» **TASK STATEMENT**:
Each record must be reproduced exactly as it is shown.

» **DATASET EXTRACT**:
— BEGIN —

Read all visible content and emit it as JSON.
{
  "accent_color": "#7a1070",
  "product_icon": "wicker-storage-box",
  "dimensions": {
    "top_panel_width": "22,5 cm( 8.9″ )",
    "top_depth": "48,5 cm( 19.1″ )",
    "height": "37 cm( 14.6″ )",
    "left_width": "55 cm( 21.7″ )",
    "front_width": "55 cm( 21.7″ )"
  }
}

— END —

» **SOLUTION TO THIS TASK**:
Read all visible content and emit it as JSON.
{
  "accent_color": "#7a1070",
  "product_icon": "wicker-storage-box",
  "dimensions": {
    "top_panel_width": "22,5 cm( 8.9″ )",
    "top_depth": "48,5 cm( 19.1″ )",
    "height": "37 cm( 14.6″ )",
    "left_width": "55 cm( 21.7″ )",
    "front_width": "55 cm( 21.7″ )"
  }
}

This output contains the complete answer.